> WHAT YOU SHOULD DO
For this exercise, copy out each line of the material below that includes "软件更新".

◆ ◆ ◆ ◆

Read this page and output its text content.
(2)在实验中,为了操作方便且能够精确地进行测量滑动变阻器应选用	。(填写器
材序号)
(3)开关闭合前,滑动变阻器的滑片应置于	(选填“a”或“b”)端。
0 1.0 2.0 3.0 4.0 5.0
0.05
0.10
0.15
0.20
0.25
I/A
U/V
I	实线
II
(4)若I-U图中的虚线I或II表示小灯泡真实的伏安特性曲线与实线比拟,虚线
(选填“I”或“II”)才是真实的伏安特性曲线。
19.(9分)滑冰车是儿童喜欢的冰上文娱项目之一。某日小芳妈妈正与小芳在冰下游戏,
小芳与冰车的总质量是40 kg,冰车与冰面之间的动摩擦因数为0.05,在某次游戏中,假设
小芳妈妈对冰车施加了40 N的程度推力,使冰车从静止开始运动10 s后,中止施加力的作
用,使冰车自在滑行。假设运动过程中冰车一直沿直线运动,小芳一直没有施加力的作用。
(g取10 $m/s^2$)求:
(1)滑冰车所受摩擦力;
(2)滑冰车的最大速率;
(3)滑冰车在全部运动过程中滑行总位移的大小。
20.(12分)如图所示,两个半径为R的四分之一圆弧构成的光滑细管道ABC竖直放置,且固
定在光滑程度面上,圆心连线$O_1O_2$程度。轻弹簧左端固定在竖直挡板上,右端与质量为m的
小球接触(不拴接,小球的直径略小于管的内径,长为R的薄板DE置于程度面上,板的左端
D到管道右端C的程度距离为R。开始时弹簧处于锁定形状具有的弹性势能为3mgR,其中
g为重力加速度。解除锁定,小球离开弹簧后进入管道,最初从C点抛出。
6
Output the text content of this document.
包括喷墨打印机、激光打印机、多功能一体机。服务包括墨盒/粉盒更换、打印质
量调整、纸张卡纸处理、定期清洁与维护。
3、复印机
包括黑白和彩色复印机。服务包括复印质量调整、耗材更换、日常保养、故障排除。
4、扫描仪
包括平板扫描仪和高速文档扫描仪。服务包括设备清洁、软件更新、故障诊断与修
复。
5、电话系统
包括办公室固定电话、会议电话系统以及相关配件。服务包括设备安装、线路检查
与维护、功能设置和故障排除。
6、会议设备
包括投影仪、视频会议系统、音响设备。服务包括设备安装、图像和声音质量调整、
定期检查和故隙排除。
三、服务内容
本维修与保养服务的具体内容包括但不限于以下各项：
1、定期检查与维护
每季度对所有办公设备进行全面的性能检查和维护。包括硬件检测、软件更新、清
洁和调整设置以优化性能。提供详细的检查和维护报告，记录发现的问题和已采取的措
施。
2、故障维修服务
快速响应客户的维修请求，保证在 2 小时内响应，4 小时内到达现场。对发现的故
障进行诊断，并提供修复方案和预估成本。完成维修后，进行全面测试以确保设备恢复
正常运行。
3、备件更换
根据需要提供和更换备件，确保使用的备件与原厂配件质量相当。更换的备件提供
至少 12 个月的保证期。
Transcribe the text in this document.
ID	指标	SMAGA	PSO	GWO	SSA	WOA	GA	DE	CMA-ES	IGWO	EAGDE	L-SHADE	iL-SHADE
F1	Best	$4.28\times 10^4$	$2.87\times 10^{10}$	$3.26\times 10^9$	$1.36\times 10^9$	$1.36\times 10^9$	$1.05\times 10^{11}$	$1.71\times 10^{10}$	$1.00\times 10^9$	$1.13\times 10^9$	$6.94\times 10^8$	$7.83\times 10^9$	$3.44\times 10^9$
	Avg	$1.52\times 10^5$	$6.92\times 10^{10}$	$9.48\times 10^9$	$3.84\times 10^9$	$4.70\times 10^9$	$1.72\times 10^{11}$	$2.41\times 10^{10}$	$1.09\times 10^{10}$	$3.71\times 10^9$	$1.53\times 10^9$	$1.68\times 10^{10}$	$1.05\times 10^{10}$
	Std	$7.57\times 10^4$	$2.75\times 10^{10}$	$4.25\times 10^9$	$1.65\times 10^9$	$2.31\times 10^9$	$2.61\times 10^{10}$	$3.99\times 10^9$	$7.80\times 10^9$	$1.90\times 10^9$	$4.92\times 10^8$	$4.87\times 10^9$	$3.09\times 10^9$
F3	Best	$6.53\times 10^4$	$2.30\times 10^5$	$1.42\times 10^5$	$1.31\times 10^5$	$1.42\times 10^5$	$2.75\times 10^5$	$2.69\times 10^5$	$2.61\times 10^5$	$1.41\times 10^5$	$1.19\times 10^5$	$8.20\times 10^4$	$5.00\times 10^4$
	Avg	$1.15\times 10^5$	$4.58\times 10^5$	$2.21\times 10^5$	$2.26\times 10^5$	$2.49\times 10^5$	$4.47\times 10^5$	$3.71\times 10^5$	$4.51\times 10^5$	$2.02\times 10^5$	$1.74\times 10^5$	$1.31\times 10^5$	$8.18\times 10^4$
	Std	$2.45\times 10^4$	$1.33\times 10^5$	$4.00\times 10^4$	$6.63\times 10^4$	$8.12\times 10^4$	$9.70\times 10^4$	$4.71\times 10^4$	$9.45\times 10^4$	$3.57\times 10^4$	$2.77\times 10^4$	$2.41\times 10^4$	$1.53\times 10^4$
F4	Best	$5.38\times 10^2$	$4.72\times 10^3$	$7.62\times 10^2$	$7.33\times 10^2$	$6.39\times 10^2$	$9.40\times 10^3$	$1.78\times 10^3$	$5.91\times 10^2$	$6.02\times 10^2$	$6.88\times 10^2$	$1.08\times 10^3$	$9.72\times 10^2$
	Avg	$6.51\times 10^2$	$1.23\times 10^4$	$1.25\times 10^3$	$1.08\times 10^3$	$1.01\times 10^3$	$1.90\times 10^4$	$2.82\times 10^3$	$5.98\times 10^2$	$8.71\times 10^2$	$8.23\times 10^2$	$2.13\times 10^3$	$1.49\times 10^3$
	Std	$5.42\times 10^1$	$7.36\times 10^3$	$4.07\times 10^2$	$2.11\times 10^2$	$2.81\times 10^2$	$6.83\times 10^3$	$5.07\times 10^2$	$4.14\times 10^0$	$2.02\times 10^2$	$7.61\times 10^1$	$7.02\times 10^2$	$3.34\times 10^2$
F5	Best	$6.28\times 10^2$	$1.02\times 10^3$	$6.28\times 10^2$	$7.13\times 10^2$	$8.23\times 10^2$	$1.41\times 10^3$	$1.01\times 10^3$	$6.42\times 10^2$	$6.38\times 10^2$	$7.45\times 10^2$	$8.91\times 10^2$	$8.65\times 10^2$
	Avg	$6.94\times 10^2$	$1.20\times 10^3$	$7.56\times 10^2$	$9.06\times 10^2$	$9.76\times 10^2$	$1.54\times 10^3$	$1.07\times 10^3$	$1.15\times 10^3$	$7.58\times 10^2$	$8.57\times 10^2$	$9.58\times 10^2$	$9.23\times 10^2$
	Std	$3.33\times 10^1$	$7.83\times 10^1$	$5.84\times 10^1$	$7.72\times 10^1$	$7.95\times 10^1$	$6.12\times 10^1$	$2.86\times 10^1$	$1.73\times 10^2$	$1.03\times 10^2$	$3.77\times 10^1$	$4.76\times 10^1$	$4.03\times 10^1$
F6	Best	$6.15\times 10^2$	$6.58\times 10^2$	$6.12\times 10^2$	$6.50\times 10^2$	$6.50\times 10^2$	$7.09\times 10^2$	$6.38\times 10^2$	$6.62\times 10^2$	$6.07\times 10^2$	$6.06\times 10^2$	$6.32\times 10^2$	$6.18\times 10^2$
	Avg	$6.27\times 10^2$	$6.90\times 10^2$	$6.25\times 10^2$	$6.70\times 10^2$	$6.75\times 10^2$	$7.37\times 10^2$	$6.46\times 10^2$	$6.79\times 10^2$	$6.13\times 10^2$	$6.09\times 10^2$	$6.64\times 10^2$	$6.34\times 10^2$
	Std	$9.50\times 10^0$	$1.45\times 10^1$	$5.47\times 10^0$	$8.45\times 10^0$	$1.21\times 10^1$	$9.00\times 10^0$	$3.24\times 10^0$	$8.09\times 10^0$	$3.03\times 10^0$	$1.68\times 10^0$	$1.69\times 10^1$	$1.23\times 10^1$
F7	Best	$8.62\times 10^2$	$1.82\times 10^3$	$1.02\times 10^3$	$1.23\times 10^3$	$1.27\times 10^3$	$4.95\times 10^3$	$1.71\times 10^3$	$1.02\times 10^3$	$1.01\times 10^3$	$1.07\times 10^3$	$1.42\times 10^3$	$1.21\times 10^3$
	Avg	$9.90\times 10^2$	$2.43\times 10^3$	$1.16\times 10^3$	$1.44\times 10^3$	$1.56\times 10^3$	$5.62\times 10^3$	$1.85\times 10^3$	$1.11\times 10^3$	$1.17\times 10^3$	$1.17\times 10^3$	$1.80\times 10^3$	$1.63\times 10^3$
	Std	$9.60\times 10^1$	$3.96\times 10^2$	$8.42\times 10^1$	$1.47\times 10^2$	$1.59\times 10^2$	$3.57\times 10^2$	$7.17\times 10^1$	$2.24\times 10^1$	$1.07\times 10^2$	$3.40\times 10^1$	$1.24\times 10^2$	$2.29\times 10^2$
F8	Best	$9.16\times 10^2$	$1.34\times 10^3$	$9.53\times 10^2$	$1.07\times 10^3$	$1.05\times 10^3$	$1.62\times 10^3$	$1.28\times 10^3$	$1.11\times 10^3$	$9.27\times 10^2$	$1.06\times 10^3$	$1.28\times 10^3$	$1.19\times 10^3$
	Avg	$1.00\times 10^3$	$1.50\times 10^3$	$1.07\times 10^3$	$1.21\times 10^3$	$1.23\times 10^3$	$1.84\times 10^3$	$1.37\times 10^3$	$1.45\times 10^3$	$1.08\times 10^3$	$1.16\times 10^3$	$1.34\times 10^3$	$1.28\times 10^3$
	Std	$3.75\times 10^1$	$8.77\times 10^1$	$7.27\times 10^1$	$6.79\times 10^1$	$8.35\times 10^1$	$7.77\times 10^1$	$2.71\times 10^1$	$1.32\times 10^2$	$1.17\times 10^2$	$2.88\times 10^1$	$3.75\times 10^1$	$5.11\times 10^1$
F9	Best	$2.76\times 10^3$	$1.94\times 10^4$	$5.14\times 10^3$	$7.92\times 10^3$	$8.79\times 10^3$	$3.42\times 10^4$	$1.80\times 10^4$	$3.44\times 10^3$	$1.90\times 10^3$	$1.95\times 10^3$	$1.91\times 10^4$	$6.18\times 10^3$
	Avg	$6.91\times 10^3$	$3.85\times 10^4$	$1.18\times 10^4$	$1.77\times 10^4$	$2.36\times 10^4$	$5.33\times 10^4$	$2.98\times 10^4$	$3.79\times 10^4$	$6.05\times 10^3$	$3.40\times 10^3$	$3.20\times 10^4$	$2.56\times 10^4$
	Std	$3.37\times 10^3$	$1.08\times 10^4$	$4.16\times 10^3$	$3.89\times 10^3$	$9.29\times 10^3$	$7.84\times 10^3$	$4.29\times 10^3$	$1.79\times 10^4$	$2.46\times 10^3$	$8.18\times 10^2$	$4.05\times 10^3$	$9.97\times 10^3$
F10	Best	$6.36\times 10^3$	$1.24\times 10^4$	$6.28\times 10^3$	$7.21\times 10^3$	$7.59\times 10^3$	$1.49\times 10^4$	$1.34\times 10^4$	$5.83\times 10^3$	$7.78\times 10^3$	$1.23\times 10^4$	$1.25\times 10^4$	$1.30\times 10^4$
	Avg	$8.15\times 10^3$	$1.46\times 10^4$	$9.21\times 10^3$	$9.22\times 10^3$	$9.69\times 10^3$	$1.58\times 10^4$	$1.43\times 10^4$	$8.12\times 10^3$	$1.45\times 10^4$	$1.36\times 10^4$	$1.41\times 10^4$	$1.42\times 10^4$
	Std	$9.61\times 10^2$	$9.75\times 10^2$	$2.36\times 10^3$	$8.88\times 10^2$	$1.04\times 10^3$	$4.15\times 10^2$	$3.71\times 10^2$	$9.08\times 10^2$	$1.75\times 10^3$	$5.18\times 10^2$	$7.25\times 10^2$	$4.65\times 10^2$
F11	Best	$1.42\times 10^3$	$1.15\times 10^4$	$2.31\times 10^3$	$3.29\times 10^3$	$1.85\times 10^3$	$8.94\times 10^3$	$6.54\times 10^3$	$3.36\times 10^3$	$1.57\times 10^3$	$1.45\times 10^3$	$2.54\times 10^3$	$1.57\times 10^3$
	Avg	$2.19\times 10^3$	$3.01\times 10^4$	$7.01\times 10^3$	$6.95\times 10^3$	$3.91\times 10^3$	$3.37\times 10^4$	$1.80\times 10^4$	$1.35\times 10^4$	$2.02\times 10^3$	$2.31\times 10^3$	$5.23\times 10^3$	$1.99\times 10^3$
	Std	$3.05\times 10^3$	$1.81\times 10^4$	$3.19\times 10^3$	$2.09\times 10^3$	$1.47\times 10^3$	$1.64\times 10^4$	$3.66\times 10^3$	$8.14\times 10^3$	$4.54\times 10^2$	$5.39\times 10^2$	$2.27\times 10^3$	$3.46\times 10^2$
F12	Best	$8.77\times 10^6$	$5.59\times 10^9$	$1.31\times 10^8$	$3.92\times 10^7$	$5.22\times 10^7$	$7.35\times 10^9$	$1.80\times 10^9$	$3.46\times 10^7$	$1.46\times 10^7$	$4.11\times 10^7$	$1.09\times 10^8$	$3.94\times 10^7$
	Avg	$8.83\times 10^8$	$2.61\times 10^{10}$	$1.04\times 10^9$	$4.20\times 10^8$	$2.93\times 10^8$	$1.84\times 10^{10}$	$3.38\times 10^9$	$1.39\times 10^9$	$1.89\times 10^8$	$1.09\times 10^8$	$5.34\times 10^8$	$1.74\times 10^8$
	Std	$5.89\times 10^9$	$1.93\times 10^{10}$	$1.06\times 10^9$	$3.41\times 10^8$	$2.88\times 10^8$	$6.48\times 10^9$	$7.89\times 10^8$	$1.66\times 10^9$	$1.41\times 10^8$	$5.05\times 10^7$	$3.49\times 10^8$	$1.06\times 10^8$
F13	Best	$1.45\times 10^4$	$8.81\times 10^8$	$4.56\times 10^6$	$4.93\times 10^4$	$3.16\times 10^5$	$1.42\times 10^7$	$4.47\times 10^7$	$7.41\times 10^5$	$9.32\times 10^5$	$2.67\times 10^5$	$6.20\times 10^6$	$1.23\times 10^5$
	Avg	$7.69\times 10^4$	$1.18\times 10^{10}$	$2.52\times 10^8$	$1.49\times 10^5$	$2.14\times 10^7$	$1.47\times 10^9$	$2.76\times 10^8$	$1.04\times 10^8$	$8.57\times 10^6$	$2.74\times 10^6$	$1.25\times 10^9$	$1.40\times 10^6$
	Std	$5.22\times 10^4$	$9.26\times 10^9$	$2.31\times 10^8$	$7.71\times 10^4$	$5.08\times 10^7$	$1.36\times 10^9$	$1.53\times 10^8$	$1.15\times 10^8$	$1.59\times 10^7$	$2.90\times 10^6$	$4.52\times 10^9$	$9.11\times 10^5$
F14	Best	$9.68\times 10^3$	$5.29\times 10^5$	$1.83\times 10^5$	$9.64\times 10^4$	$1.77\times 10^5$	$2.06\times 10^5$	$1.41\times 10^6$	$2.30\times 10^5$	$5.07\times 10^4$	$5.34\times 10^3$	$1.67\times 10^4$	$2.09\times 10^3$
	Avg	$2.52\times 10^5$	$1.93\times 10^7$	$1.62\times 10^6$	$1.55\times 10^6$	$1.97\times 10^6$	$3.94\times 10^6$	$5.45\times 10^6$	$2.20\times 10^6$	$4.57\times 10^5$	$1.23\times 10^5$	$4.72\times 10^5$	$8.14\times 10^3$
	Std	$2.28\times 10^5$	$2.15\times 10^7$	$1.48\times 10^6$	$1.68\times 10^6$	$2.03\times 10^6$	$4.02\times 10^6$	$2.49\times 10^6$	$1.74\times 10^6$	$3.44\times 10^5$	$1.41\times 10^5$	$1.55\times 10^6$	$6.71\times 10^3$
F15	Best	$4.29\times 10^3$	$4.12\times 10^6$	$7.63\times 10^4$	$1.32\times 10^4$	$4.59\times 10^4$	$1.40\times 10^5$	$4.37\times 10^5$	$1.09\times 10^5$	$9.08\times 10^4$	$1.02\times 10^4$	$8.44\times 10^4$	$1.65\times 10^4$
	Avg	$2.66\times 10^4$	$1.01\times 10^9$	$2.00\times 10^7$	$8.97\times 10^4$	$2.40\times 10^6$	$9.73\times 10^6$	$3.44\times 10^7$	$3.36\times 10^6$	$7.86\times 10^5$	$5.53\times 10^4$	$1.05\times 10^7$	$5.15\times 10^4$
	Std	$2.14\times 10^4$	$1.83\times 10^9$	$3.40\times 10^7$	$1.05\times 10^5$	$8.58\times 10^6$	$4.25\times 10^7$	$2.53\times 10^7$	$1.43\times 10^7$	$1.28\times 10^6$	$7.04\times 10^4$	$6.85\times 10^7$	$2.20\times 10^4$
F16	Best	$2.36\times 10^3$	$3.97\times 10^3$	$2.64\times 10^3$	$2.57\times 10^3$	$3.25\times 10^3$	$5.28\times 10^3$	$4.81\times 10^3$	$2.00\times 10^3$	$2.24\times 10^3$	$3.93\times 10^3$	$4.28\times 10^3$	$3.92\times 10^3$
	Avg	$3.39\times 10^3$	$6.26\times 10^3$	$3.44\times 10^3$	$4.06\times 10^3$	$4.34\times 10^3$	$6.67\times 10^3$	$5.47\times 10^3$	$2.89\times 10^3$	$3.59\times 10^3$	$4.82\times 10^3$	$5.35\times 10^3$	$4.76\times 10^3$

◆ ◆ ◆ ◆

> COMPLETED TASK
包括平板扫描仪和高速文档扫描仪。服务包括设备清洁、软件更新、故障诊断与修
每季度对所有办公设备进行全面的性能检查和维护。包括硬件检测、软件更新、清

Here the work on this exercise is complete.